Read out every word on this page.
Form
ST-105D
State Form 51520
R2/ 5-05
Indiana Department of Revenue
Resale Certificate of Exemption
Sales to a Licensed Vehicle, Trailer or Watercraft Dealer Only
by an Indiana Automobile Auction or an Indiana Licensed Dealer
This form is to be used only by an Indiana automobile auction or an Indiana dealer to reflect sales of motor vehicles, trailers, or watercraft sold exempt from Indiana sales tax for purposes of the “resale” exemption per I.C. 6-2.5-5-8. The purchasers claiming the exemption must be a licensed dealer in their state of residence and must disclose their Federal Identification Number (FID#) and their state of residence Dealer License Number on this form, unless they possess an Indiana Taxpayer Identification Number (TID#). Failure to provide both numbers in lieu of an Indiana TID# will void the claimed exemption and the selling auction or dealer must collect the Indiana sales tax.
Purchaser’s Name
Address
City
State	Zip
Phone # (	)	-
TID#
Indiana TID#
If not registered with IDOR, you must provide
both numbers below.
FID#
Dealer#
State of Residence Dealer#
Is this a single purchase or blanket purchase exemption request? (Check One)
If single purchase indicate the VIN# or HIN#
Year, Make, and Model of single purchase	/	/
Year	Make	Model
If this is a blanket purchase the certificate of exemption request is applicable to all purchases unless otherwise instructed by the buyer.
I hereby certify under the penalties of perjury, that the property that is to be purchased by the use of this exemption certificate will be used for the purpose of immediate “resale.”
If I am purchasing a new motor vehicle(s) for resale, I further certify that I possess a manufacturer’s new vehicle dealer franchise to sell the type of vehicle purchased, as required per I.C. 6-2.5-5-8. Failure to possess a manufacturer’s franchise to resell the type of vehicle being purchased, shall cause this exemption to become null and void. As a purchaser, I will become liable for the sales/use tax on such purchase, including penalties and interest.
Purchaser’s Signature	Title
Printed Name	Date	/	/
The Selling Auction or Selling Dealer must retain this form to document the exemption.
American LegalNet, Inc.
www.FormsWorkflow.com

^^^^^^^^

Copy the data above in full, character for character.

Read out every word on this page.
Form
ST-105D
State Form 51520
R2/ 5-05
Indiana Department of Revenue
Resale Certificate of Exemption
Sales to a Licensed Vehicle, Trailer or Watercraft Dealer Only
by an Indiana Automobile Auction or an Indiana Licensed Dealer
This form is to be used only by an Indiana automobile auction or an Indiana dealer to reflect sales of motor vehicles, trailers, or watercraft sold exempt from Indiana sales tax for purposes of the “resale” exemption per I.C. 6-2.5-5-8. The purchasers claiming the exemption must be a licensed dealer in their state of residence and must disclose their Federal Identification Number (FID#) and their state of residence Dealer License Number on this form, unless they possess an Indiana Taxpayer Identification Number (TID#). Failure to provide both numbers in lieu of an Indiana TID# will void the claimed exemption and the selling auction or dealer must collect the Indiana sales tax.
Purchaser’s Name
Address
City
State	Zip
Phone # (	)	-
TID#
Indiana TID#
If not registered with IDOR, you must provide
both numbers below.
FID#
Dealer#
State of Residence Dealer#
Is this a single purchase or blanket purchase exemption request? (Check One)
If single purchase indicate the VIN# or HIN#
Year, Make, and Model of single purchase	/	/
Year	Make	Model
If this is a blanket purchase the certificate of exemption request is applicable to all purchases unless otherwise instructed by the buyer.
I hereby certify under the penalties of perjury, that the property that is to be purchased by the use of this exemption certificate will be used for the purpose of immediate “resale.”
If I am purchasing a new motor vehicle(s) for resale, I further certify that I possess a manufacturer’s new vehicle dealer franchise to sell the type of vehicle purchased, as required per I.C. 6-2.5-5-8. Failure to possess a manufacturer’s franchise to resell the type of vehicle being purchased, shall cause this exemption to become null and void. As a purchaser, I will become liable for the sales/use tax on such purchase, including penalties and interest.
Purchaser’s Signature	Title
Printed Name	Date	/	/
The Selling Auction or Selling Dealer must retain this form to document the exemption.
American LegalNet, Inc.
www.FormsWorkflow.com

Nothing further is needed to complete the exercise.